- **Information shown**
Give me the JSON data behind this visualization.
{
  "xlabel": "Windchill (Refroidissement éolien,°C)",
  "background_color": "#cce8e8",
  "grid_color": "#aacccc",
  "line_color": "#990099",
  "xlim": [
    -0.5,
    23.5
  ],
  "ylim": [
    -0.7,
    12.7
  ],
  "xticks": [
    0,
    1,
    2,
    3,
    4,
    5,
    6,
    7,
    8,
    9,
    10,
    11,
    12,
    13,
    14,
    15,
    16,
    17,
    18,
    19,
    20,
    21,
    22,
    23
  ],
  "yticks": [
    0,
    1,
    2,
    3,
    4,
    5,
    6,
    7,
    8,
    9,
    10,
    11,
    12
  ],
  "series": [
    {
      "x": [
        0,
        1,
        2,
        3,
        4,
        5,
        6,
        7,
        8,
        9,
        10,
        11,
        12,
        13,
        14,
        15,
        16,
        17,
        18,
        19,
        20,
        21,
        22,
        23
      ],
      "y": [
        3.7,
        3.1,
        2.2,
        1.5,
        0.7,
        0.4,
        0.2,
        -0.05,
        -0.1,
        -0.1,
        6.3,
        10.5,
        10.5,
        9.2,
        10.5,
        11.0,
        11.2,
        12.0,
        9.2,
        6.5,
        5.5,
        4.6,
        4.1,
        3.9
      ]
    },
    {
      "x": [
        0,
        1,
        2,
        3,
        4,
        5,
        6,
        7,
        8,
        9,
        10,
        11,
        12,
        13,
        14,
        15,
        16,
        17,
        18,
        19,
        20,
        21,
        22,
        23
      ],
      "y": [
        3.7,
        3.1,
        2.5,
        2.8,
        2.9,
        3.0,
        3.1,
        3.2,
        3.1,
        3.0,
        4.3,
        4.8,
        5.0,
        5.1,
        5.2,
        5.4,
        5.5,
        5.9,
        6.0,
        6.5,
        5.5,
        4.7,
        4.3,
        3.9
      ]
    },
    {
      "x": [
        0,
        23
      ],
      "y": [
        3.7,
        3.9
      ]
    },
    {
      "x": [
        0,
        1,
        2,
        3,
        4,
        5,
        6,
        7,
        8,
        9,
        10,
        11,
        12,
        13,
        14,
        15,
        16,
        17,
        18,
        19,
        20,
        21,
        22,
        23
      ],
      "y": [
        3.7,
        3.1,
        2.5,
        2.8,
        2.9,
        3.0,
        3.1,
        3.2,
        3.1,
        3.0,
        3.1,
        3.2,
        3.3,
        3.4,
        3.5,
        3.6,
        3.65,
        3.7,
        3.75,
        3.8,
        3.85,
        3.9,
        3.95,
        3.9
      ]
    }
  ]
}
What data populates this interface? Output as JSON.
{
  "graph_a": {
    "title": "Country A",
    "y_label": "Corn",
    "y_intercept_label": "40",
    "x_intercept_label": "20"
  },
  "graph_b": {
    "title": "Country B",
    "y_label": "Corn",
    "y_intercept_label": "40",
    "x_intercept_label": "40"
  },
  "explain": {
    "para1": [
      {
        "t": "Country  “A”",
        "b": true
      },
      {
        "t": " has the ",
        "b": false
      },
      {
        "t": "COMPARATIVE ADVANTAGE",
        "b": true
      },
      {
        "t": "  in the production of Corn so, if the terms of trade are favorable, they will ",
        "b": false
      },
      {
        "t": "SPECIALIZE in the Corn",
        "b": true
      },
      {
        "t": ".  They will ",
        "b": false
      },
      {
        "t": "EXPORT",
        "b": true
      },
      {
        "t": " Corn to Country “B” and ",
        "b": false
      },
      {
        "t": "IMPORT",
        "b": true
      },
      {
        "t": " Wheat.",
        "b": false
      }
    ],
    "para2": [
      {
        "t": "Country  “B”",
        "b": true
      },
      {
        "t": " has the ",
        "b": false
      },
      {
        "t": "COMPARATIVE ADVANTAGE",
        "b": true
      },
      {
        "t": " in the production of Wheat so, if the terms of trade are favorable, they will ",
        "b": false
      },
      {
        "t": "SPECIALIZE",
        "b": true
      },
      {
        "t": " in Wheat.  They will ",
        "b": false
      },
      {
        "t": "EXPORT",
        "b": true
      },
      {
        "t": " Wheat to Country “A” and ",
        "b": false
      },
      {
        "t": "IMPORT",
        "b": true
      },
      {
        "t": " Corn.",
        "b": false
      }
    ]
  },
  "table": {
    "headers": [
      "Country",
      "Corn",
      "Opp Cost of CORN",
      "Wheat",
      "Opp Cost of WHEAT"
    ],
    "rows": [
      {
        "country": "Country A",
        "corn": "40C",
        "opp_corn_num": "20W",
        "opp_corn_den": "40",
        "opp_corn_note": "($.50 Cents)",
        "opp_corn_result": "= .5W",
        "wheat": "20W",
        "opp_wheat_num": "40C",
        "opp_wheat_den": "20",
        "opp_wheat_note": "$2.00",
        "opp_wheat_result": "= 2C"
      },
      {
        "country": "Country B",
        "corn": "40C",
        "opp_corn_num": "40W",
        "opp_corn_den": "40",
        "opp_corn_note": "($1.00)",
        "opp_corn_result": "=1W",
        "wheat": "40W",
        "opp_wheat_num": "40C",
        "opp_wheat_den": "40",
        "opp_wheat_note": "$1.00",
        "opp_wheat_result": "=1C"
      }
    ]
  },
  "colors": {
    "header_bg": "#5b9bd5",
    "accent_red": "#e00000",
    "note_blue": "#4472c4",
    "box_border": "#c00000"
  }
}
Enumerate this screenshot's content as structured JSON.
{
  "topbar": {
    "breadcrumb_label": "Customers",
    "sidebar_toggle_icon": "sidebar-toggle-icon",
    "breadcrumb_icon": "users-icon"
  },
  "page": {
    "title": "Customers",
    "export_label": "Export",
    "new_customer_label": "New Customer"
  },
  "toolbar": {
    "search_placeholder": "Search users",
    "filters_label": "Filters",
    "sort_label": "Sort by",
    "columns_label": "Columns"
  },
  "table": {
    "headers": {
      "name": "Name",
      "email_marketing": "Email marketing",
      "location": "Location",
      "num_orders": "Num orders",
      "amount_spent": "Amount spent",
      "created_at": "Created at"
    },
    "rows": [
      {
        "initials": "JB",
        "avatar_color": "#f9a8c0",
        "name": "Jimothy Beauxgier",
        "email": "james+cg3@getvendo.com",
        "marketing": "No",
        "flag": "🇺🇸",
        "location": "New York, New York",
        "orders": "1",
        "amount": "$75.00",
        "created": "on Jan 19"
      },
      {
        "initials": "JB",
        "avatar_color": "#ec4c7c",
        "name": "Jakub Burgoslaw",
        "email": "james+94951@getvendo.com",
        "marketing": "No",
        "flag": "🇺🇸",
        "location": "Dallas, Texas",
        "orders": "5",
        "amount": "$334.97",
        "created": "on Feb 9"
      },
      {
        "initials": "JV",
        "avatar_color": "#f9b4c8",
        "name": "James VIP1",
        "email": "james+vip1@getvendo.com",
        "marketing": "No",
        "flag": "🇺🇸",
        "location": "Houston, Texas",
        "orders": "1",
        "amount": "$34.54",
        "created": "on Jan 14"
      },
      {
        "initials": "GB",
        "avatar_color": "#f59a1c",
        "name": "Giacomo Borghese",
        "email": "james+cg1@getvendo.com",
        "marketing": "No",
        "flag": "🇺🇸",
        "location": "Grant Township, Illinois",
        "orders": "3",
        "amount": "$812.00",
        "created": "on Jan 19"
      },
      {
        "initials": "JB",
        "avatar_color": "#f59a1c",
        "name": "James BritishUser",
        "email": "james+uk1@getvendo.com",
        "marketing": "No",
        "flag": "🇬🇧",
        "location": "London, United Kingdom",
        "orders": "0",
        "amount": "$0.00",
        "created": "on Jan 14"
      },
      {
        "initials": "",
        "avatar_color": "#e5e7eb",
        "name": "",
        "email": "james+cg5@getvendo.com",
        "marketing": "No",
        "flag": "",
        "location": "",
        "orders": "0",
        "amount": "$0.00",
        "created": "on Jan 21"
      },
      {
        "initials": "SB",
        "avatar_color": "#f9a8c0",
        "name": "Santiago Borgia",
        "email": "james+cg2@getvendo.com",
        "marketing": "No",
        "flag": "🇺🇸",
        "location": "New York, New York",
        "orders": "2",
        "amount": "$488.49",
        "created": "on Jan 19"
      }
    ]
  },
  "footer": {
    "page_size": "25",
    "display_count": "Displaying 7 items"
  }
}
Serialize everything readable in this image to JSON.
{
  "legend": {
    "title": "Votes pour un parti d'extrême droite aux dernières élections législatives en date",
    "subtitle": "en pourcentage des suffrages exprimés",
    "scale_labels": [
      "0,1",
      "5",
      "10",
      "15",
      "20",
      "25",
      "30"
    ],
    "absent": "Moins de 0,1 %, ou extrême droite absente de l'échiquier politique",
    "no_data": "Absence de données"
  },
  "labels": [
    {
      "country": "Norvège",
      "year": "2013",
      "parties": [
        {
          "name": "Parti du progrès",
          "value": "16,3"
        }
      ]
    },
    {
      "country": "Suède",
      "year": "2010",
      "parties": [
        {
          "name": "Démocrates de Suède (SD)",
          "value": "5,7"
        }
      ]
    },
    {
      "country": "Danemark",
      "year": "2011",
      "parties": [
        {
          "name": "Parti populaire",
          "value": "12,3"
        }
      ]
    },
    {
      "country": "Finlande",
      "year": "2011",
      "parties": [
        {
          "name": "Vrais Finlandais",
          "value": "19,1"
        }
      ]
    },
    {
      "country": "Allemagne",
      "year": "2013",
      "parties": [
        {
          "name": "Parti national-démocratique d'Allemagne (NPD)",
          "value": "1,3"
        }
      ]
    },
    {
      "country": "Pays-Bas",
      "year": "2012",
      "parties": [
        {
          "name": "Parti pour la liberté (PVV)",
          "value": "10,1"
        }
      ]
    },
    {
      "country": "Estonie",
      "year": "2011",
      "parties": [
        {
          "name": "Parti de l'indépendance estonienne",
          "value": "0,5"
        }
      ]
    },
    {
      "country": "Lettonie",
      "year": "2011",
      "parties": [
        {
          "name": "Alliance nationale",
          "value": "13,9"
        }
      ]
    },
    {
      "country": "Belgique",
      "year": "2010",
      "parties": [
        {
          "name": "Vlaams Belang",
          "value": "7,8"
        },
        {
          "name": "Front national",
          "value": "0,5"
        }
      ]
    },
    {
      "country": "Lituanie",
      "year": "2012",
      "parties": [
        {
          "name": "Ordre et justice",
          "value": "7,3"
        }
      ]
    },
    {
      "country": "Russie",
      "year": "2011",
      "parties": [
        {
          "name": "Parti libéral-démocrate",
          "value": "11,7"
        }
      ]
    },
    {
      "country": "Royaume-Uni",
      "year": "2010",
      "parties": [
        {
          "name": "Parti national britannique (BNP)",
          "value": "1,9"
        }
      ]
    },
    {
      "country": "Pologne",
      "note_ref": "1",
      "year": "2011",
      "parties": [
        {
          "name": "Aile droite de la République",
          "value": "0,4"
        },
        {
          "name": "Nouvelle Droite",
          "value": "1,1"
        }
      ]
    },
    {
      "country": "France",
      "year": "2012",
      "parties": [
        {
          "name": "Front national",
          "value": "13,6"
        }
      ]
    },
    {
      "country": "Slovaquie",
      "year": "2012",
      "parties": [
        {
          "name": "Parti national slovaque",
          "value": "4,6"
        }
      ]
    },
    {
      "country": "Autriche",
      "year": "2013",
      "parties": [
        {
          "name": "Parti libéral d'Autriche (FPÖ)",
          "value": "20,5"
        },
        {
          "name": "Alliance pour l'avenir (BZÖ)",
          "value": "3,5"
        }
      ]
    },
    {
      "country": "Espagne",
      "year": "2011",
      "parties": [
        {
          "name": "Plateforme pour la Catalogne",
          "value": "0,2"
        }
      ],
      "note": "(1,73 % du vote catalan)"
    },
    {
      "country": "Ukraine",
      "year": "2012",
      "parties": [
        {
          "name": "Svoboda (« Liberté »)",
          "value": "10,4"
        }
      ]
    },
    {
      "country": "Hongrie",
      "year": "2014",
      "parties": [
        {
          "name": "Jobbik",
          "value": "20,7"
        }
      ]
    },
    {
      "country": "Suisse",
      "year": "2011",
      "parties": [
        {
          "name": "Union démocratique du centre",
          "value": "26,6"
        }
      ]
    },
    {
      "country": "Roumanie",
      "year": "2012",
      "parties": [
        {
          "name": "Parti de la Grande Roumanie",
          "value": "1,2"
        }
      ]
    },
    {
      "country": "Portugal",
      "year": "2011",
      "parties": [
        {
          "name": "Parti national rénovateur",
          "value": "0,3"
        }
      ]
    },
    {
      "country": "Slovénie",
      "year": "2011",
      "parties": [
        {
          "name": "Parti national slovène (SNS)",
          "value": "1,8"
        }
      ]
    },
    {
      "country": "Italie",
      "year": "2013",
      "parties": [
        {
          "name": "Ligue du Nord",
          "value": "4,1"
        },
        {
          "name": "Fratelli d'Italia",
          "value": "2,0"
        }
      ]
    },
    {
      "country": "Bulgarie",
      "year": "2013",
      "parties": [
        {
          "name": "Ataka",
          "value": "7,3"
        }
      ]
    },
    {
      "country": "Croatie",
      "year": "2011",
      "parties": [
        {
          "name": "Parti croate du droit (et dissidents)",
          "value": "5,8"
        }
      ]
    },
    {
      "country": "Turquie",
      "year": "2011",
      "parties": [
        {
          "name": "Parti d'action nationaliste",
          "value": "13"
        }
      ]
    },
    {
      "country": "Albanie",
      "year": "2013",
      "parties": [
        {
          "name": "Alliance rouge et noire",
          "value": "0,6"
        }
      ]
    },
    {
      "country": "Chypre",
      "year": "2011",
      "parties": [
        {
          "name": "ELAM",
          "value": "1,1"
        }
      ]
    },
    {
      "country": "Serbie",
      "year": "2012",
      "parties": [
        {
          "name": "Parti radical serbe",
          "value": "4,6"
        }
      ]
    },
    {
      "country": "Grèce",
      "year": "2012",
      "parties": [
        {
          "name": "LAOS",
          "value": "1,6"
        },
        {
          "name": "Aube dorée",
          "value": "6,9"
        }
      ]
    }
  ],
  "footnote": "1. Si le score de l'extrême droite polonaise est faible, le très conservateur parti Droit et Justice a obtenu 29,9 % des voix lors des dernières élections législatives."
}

- **Challenge**
Every line holding "location" should be copied out.

- **Task response**
      "location": "Location",
        "location": "New York, New York",
        "location": "Dallas, Texas",
        "location": "Houston, Texas",
        "location": "Grant Township, Illinois",
        "location": "London, United Kingdom",
        "location": "",
        "location": "New York, New York",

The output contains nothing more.